● **TEXT PASSAGE**

Anton: Ah, but as I have just pointed out, they have not yet been told "it" explicitly. What they have been told instead is that if they're willing to restrict themselves in certain ways and apply more discipline of a certain kind when designing programs, that there are benefits to be had. It's not so much a question of not grasping it, it's more a question of not buying into the tradeoffs, and having good enough instincts to disbelieve any exaggerated claims of subsumption.

Eh, this also contradicts my experience, both in the sense of banging my own head against type theory and in the sense of trying to get my fellow Lispers to even try something like O'Caml, which very much strikes me as "Lisp with Algol-inspired syntax." And while we've concluded that untyped != unityped, the subsumption argument still stands, if for no other reason than that we know that both typed and untyped languages boil down to the Lambda Calculus (or the SK Combinator Calculus, or the Universal Turing Machine; pick your poison). It is precisely this disavowal of subsumption that I characterize as mysticism. Perhaps you think I mean that in a perjorative sense. Let me assure you that I do not; as a practicing Christian I participate in what some would charitably call "mysticism" and a vastly greater number would call "crackpot nonsense" daily. What I don't engage in is what would in theological terms be called animism: the notion that, because God is a "higher power," He actively infuses literally everything with some kind of life force. Similarly, while I can agree that type theory doesn't yet tell us everything we'd like to be able to (formally) say about programming and programming languages, I don't take that to mean that untyped languages and the programs written in them therefore are a "higher power" than typed ones; that's contradicted by the evidence in the form of the aforementioned Lambda/Combinatoric/Turing results.

● **WHAT THIS EXERCISE ASKS**
[1] Name every programming language that the type theory post mentions.
[2] Answer these questions from the type theory post.
(a) In the opening paragraph, what are people told there is to be had if they restrict themselves and apply more discipline when designing programs?
(b) How does the writer describe O'Caml?
(c) Which theological term names what the writer says he does not engage in?
[3] Reproduce the type theory post word for word, from "Anton: Ah, but" up to and including "claims of subsumption.".

● **MATERIAL**

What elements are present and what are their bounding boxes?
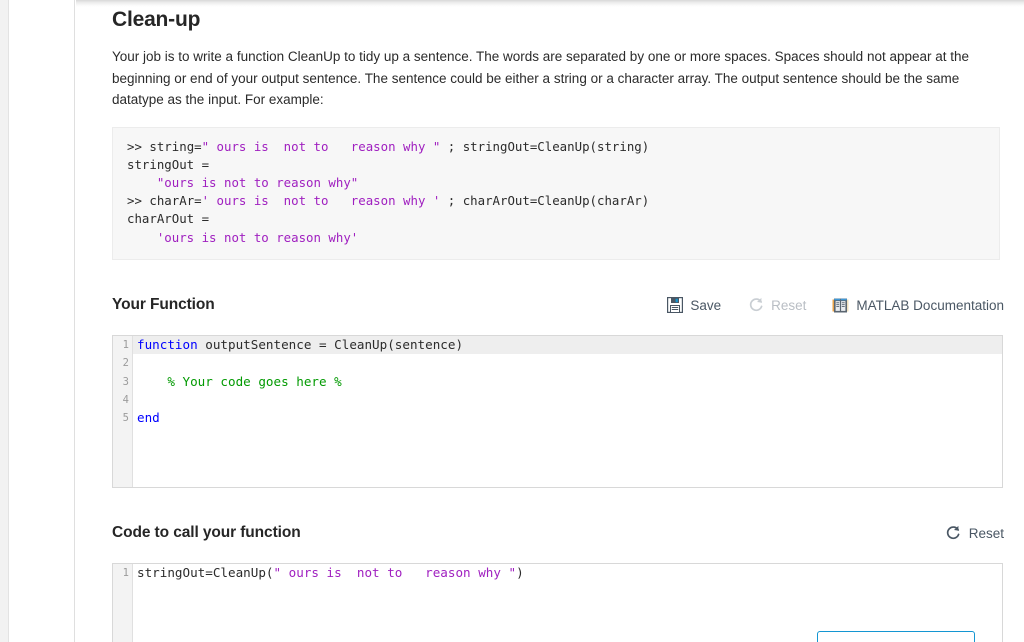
example-tail: ; charArOut=CleanUp(charAr) [440,193,649,208]
example-code: charAr= [149,193,201,208]
code-line[interactable] [133,391,1002,409]
line-number: 1 [113,336,132,354]
line-number: 1 [113,564,132,582]
matlab-documentation-label: MATLAB Documentation [856,298,1004,313]
main-content: Clean-up Your job is to write a function… [112,0,1004,642]
example-prompt: >> [127,139,149,154]
code-line[interactable]: end [133,409,1002,427]
left-rail [0,0,9,642]
example-code: stringOut = [127,157,209,172]
page-root: Clean-up Your job is to write a function… [0,0,1024,642]
code-to-call-header: Code to call your function Reset [112,524,1004,550]
save-label: Save [690,298,721,313]
line-number: 5 [113,409,132,427]
example-line: 'ours is not to reason why' [127,229,985,247]
code-to-call-toolbar: Reset [945,525,1004,542]
call-editor-gutter: 1 [113,564,133,642]
save-icon [666,297,683,314]
reset-call-label: Reset [969,526,1004,541]
example-line: "ours is not to reason why" [127,174,985,192]
code-text [137,374,167,389]
example-prompt: >> [127,193,149,208]
code-line[interactable] [133,354,1002,372]
example-prompt [127,175,157,190]
function-code-area[interactable]: function outputSentence = CleanUp(senten… [133,336,1002,487]
line-number: 3 [113,373,132,391]
reset-function-button[interactable]: Reset [747,297,806,314]
your-function-toolbar: Save Reset [666,297,1004,314]
reset-function-label: Reset [771,298,806,313]
code-line[interactable]: stringOut=CleanUp(" ours is not to reaso… [133,564,1002,582]
matlab-documentation-button[interactable]: MATLAB Documentation [832,297,1004,314]
line-number: 2 [113,354,132,372]
example-string: " ours is not to reason why " [202,139,441,154]
example-line: stringOut = [127,156,985,174]
submit-button[interactable] [817,631,975,642]
example-tail: ; stringOut=CleanUp(string) [440,139,649,154]
line-number: 4 [113,391,132,409]
reset-icon [945,525,962,542]
code-line[interactable]: function outputSentence = CleanUp(senten… [133,336,1002,354]
example-code: charArOut = [127,211,209,226]
reset-call-button[interactable]: Reset [945,525,1004,542]
code-string: " ours is not to reason why " [273,565,516,580]
code-text: stringOut=CleanUp( [137,565,273,580]
example-string: "ours is not to reason why" [157,175,358,190]
example-string: 'ours is not to reason why' [157,230,358,245]
book-icon [832,297,849,314]
save-button[interactable]: Save [666,297,721,314]
function-code-editor[interactable]: 1 2 3 4 5 function outputSentence = Clea… [112,335,1003,488]
code-line[interactable]: % Your code goes here % [133,373,1002,391]
page-title: Clean-up [112,0,1004,32]
code-tail: ) [516,565,524,580]
code-keyword: function [137,337,198,352]
example-line: charArOut = [127,210,985,228]
example-code: string= [149,139,201,154]
code-to-call-heading: Code to call your function [112,524,301,542]
function-editor-gutter: 1 2 3 4 5 [113,336,133,487]
code-text: outputSentence = CleanUp(sentence) [198,337,463,352]
example-console-block: >> string=" ours is not to reason why " … [112,127,1000,260]
example-prompt [127,230,157,245]
your-function-heading: Your Function [112,296,215,314]
code-keyword: end [137,410,160,425]
left-sidebar-column [9,0,75,642]
sidebar-divider [75,0,76,642]
your-function-header: Your Function Save [112,296,1004,322]
code-comment: % Your code goes here % [167,374,341,389]
example-string: ' ours is not to reason why ' [202,193,441,208]
problem-description: Your job is to write a function CleanUp … [112,46,987,111]
reset-icon [747,297,764,314]
example-line: >> charAr=' ours is not to reason why ' … [127,192,985,210]
example-line: >> string=" ours is not to reason why " … [127,138,985,156]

● **RESULTS OF THE TASKS**
[1] Lisp, O'Caml, Algol

[2]
(a) Benefits.
(b) As "Lisp with Algol-inspired syntax."
(c) Animism.

[3]
Anton: Ah, but as I have just pointed out, they have not yet been told "it" explicitly. What they have been told instead is that if they're willing to restrict themselves in certain ways and apply more discipline of a certain kind when designing programs, that there are benefits to be had. It's not so much a question of not grasping it, it's more a question of not buying into the tradeoffs, and having good enough instincts to disbelieve any exaggerated claims of subsumption.